Given request: Word for word, retype every entry in the listing.

Exercise data:
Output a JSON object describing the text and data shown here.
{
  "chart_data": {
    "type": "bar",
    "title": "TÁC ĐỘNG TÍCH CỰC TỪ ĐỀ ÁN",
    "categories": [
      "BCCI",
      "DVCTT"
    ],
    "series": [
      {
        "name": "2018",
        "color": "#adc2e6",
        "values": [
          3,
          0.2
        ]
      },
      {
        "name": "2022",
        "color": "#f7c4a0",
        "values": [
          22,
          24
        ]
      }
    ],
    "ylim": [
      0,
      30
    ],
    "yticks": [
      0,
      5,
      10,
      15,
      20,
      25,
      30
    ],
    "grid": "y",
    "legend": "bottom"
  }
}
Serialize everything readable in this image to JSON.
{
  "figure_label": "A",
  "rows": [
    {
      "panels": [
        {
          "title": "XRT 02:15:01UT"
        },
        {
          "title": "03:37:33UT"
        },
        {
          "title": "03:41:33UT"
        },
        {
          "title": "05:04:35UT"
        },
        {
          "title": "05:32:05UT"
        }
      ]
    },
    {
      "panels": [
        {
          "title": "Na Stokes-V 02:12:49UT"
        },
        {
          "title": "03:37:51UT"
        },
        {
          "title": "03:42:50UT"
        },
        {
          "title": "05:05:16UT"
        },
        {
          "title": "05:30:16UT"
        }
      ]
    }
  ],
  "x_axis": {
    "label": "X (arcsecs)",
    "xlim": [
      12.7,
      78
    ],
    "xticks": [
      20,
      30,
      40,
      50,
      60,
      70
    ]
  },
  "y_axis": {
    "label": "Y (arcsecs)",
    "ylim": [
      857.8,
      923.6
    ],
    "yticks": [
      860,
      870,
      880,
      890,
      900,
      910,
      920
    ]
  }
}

Written answer:
Output a JSON object describing the text and data shown here.
{
  "chart_data": {
    "type": "bar",
    "title": "TÁC ĐỘNG TÍCH CỰC TỪ ĐỀ ÁN",
    "categories": [
      "BCCI",
      "DVCTT"
    ],
    "series": [
      {
        "name": "2018",
        "color": "#adc2e6",
        "values": [
          3,
          0.2
        ]
      },
      {
        "name": "2022",
        "color": "#f7c4a0",
        "values": [
          22,
          24
        ]
      }
    ],
    "ylim": [
      0,
      30
    ],
    "yticks": [
      0,
      5,
      10,
      15,
      20,
      25,
      30
    ],
    "grid": "y",
    "legend": "bottom"
  }
}
Serialize everything readable in this image to JSON.
{
  "figure_label": "A",
  "rows": [
    {
      "panels": [
        {
          "title": "XRT 02:15:01UT"
        },
        {
          "title": "03:37:33UT"
        },
        {
          "title": "03:41:33UT"
        },
        {
          "title": "05:04:35UT"
        },
        {
          "title": "05:32:05UT"
        }
      ]
    },
    {
      "panels": [
        {
          "title": "Na Stokes-V 02:12:49UT"
        },
        {
          "title": "03:37:51UT"
        },
        {
          "title": "03:42:50UT"
        },
        {
          "title": "05:05:16UT"
        },
        {
          "title": "05:30:16UT"
        }
      ]
    }
  ],
  "x_axis": {
    "label": "X (arcsecs)",
    "xlim": [
      12.7,
      78
    ],
    "xticks": [
      20,
      30,
      40,
      50,
      60,
      70
    ]
  },
  "y_axis": {
    "label": "Y (arcsecs)",
    "ylim": [
      857.8,
      923.6
    ],
    "yticks": [
      860,
      870,
      880,
      890,
      900,
      910,
      920
    ]
  }
}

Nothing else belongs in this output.